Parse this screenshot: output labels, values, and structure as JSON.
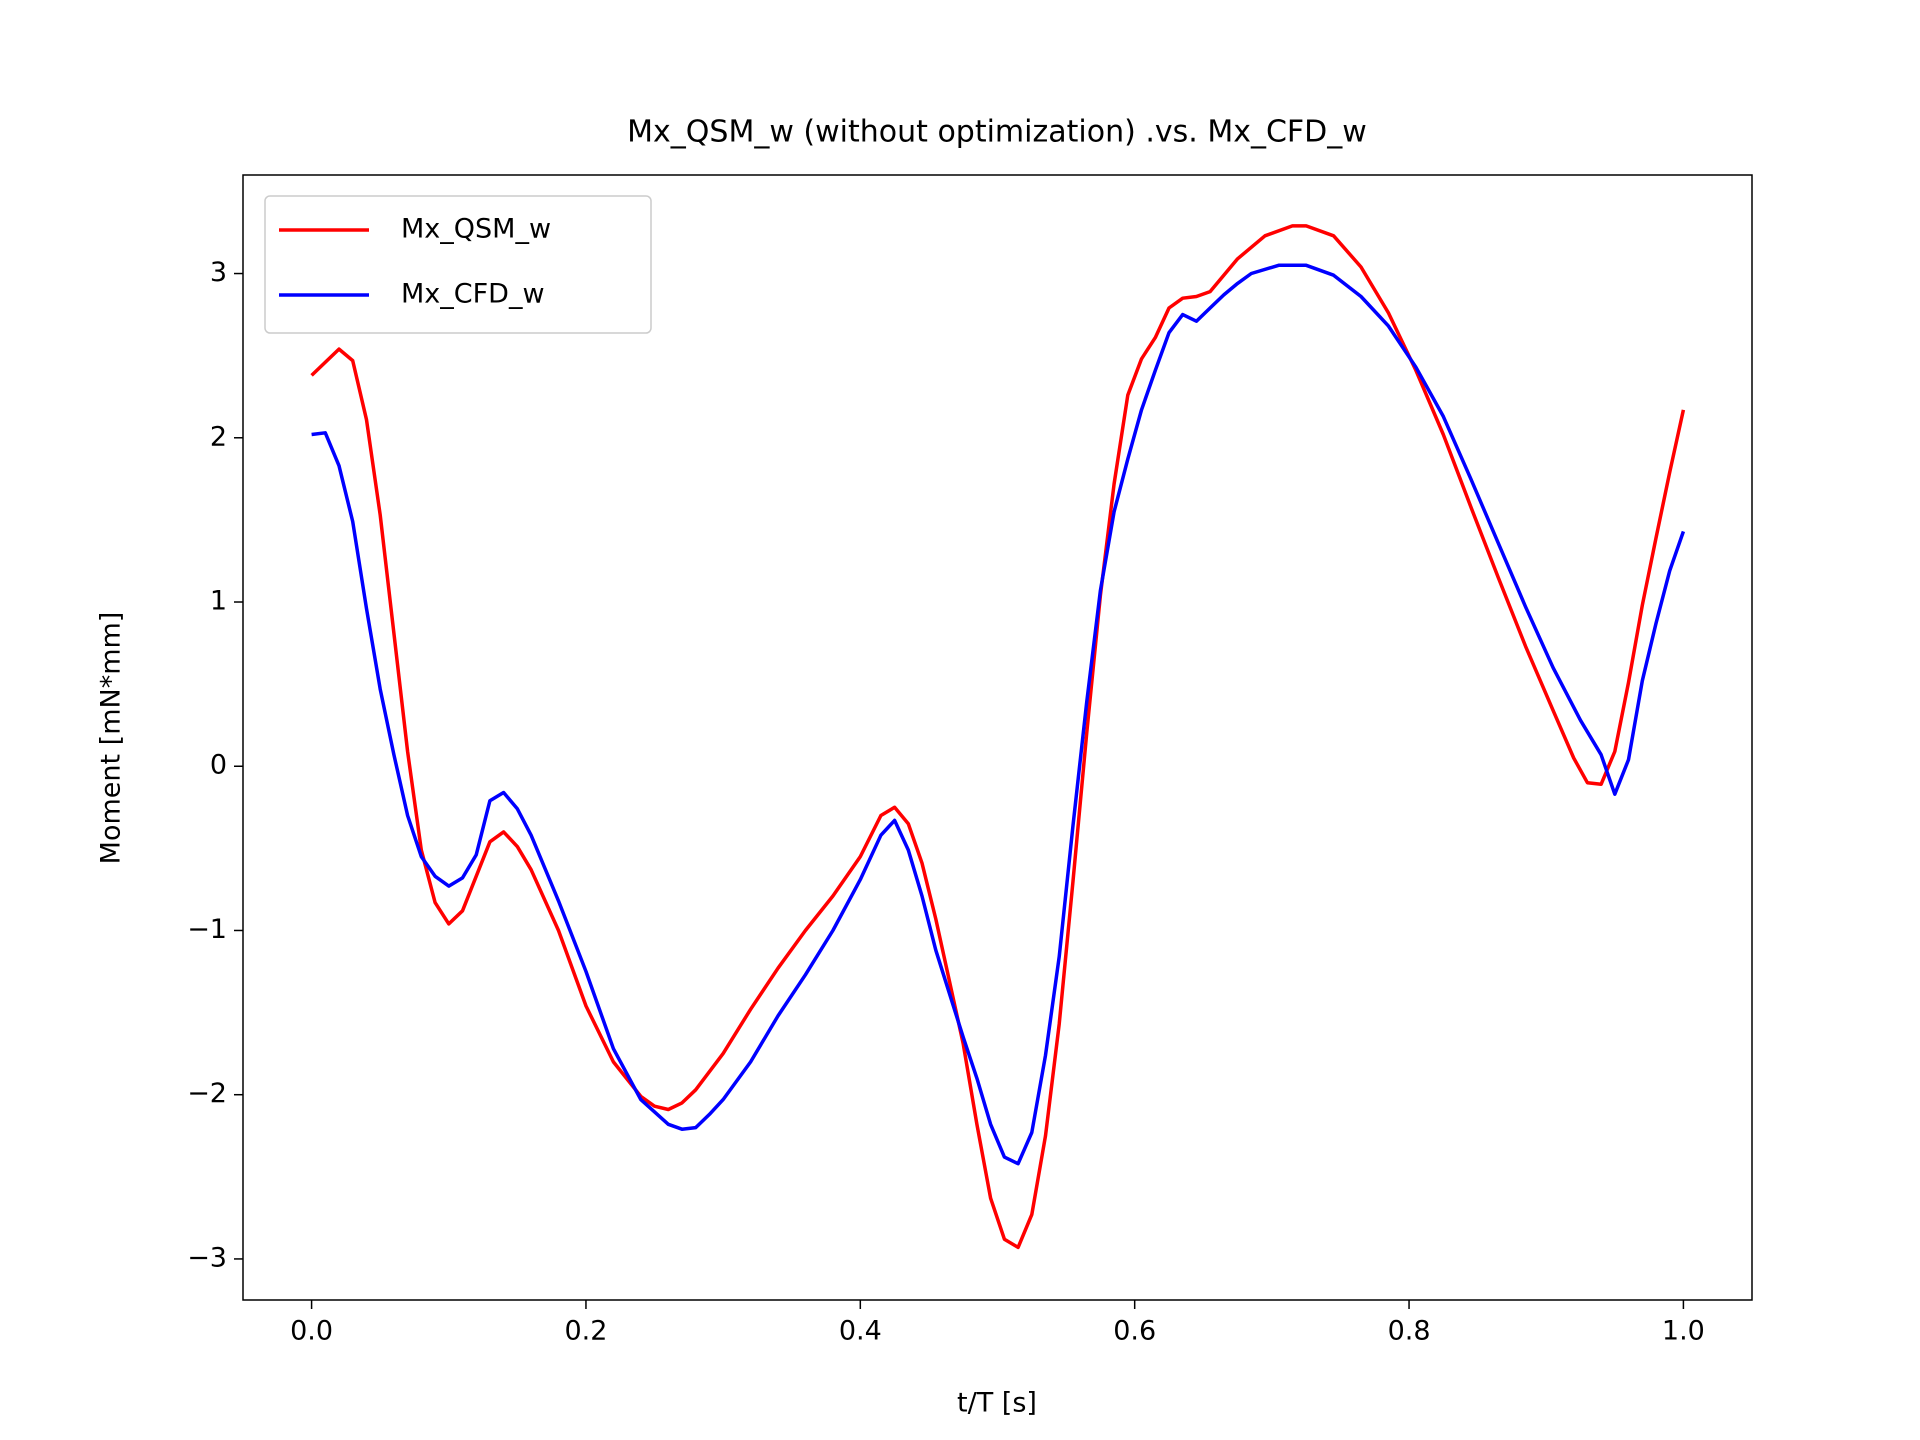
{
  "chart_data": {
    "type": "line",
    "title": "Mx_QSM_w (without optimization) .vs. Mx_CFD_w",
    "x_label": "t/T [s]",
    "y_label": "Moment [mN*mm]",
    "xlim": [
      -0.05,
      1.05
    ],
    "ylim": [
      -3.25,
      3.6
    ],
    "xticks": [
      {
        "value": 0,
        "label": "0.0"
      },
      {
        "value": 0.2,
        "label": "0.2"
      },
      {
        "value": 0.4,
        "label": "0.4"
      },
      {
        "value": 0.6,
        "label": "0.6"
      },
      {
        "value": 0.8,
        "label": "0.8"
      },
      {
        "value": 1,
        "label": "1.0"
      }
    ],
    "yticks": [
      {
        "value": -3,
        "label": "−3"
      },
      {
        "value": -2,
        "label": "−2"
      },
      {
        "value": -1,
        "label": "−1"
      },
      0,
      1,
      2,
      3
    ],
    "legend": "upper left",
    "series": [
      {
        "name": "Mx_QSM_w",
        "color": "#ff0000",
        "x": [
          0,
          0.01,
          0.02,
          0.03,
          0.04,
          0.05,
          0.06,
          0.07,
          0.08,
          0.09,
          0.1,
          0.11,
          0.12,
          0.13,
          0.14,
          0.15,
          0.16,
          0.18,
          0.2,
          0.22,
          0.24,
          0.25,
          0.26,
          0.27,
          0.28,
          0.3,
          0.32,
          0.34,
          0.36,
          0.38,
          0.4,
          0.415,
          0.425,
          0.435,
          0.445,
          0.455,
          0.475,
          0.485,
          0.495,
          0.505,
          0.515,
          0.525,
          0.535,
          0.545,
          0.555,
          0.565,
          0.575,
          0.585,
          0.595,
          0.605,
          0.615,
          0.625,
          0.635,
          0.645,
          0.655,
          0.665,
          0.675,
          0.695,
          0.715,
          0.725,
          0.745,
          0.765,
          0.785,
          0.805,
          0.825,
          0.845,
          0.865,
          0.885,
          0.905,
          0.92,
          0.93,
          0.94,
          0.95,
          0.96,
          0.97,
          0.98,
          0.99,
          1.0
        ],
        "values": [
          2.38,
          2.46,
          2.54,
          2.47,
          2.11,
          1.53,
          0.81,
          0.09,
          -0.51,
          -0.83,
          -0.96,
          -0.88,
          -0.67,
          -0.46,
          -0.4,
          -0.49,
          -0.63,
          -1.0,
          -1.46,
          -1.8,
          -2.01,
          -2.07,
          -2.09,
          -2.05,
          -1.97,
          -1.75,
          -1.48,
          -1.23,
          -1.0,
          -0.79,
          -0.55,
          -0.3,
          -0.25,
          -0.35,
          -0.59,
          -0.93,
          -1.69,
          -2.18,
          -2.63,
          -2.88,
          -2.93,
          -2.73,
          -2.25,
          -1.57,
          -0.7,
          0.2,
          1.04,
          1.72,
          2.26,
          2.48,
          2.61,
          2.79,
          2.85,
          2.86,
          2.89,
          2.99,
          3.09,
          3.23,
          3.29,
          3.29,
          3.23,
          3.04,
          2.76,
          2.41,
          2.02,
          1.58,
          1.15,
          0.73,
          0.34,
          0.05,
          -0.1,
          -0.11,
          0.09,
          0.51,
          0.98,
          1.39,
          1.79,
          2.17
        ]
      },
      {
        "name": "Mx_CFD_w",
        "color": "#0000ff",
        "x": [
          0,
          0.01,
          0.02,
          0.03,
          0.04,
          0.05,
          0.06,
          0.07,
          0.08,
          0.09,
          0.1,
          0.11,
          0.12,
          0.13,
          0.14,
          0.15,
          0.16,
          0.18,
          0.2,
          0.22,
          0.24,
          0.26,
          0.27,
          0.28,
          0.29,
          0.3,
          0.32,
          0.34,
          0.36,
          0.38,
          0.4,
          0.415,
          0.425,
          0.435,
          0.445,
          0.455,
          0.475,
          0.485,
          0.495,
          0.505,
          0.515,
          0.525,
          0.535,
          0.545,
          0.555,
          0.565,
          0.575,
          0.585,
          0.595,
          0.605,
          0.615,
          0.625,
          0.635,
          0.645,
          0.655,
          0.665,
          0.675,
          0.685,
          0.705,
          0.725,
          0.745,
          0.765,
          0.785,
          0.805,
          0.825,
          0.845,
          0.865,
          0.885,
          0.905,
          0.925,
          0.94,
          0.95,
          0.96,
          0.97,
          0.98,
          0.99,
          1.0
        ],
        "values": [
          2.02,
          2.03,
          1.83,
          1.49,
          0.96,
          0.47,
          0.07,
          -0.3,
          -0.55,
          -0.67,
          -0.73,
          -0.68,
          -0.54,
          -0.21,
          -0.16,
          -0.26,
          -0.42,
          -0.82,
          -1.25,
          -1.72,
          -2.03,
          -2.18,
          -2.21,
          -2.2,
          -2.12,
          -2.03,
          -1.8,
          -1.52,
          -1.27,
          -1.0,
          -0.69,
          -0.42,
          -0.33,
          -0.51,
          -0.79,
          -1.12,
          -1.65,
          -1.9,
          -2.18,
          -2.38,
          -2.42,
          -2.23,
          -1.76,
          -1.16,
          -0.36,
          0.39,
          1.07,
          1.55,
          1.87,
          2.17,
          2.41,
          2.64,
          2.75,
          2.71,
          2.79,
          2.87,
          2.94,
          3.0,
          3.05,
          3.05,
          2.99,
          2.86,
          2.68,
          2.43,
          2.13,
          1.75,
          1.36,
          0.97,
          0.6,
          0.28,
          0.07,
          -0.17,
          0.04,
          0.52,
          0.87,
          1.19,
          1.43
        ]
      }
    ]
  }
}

▬▬▬▬▬▬▬▬▬▬

• _Written problem_
Your copy should match the records word for word, with the pictures removed.

• _Answer for the task_
Parse this screenshot: output labels, values, and structure as JSON.
{
  "chart_data": {
    "type": "line",
    "title": "Mx_QSM_w (without optimization) .vs. Mx_CFD_w",
    "x_label": "t/T [s]",
    "y_label": "Moment [mN*mm]",
    "xlim": [
      -0.05,
      1.05
    ],
    "ylim": [
      -3.25,
      3.6
    ],
    "xticks": [
      {
        "value": 0,
        "label": "0.0"
      },
      {
        "value": 0.2,
        "label": "0.2"
      },
      {
        "value": 0.4,
        "label": "0.4"
      },
      {
        "value": 0.6,
        "label": "0.6"
      },
      {
        "value": 0.8,
        "label": "0.8"
      },
      {
        "value": 1,
        "label": "1.0"
      }
    ],
    "yticks": [
      {
        "value": -3,
        "label": "−3"
      },
      {
        "value": -2,
        "label": "−2"
      },
      {
        "value": -1,
        "label": "−1"
      },
      0,
      1,
      2,
      3
    ],
    "legend": "upper left",
    "series": [
      {
        "name": "Mx_QSM_w",
        "color": "#ff0000",
        "x": [
          0,
          0.01,
          0.02,
          0.03,
          0.04,
          0.05,
          0.06,
          0.07,
          0.08,
          0.09,
          0.1,
          0.11,
          0.12,
          0.13,
          0.14,
          0.15,
          0.16,
          0.18,
          0.2,
          0.22,
          0.24,
          0.25,
          0.26,
          0.27,
          0.28,
          0.3,
          0.32,
          0.34,
          0.36,
          0.38,
          0.4,
          0.415,
          0.425,
          0.435,
          0.445,
          0.455,
          0.475,
          0.485,
          0.495,
          0.505,
          0.515,
          0.525,
          0.535,
          0.545,
          0.555,
          0.565,
          0.575,
          0.585,
          0.595,
          0.605,
          0.615,
          0.625,
          0.635,
          0.645,
          0.655,
          0.665,
          0.675,
          0.695,
          0.715,
          0.725,
          0.745,
          0.765,
          0.785,
          0.805,
          0.825,
          0.845,
          0.865,
          0.885,
          0.905,
          0.92,
          0.93,
          0.94,
          0.95,
          0.96,
          0.97,
          0.98,
          0.99,
          1.0
        ],
        "values": [
          2.38,
          2.46,
          2.54,
          2.47,
          2.11,
          1.53,
          0.81,
          0.09,
          -0.51,
          -0.83,
          -0.96,
          -0.88,
          -0.67,
          -0.46,
          -0.4,
          -0.49,
          -0.63,
          -1.0,
          -1.46,
          -1.8,
          -2.01,
          -2.07,
          -2.09,
          -2.05,
          -1.97,
          -1.75,
          -1.48,
          -1.23,
          -1.0,
          -0.79,
          -0.55,
          -0.3,
          -0.25,
          -0.35,
          -0.59,
          -0.93,
          -1.69,
          -2.18,
          -2.63,
          -2.88,
          -2.93,
          -2.73,
          -2.25,
          -1.57,
          -0.7,
          0.2,
          1.04,
          1.72,
          2.26,
          2.48,
          2.61,
          2.79,
          2.85,
          2.86,
          2.89,
          2.99,
          3.09,
          3.23,
          3.29,
          3.29,
          3.23,
          3.04,
          2.76,
          2.41,
          2.02,
          1.58,
          1.15,
          0.73,
          0.34,
          0.05,
          -0.1,
          -0.11,
          0.09,
          0.51,
          0.98,
          1.39,
          1.79,
          2.17
        ]
      },
      {
        "name": "Mx_CFD_w",
        "color": "#0000ff",
        "x": [
          0,
          0.01,
          0.02,
          0.03,
          0.04,
          0.05,
          0.06,
          0.07,
          0.08,
          0.09,
          0.1,
          0.11,
          0.12,
          0.13,
          0.14,
          0.15,
          0.16,
          0.18,
          0.2,
          0.22,
          0.24,
          0.26,
          0.27,
          0.28,
          0.29,
          0.3,
          0.32,
          0.34,
          0.36,
          0.38,
          0.4,
          0.415,
          0.425,
          0.435,
          0.445,
          0.455,
          0.475,
          0.485,
          0.495,
          0.505,
          0.515,
          0.525,
          0.535,
          0.545,
          0.555,
          0.565,
          0.575,
          0.585,
          0.595,
          0.605,
          0.615,
          0.625,
          0.635,
          0.645,
          0.655,
          0.665,
          0.675,
          0.685,
          0.705,
          0.725,
          0.745,
          0.765,
          0.785,
          0.805,
          0.825,
          0.845,
          0.865,
          0.885,
          0.905,
          0.925,
          0.94,
          0.95,
          0.96,
          0.97,
          0.98,
          0.99,
          1.0
        ],
        "values": [
          2.02,
          2.03,
          1.83,
          1.49,
          0.96,
          0.47,
          0.07,
          -0.3,
          -0.55,
          -0.67,
          -0.73,
          -0.68,
          -0.54,
          -0.21,
          -0.16,
          -0.26,
          -0.42,
          -0.82,
          -1.25,
          -1.72,
          -2.03,
          -2.18,
          -2.21,
          -2.2,
          -2.12,
          -2.03,
          -1.8,
          -1.52,
          -1.27,
          -1.0,
          -0.69,
          -0.42,
          -0.33,
          -0.51,
          -0.79,
          -1.12,
          -1.65,
          -1.9,
          -2.18,
          -2.38,
          -2.42,
          -2.23,
          -1.76,
          -1.16,
          -0.36,
          0.39,
          1.07,
          1.55,
          1.87,
          2.17,
          2.41,
          2.64,
          2.75,
          2.71,
          2.79,
          2.87,
          2.94,
          3.0,
          3.05,
          3.05,
          2.99,
          2.86,
          2.68,
          2.43,
          2.13,
          1.75,
          1.36,
          0.97,
          0.6,
          0.28,
          0.07,
          -0.17,
          0.04,
          0.52,
          0.87,
          1.19,
          1.43
        ]
      }
    ]
  }
}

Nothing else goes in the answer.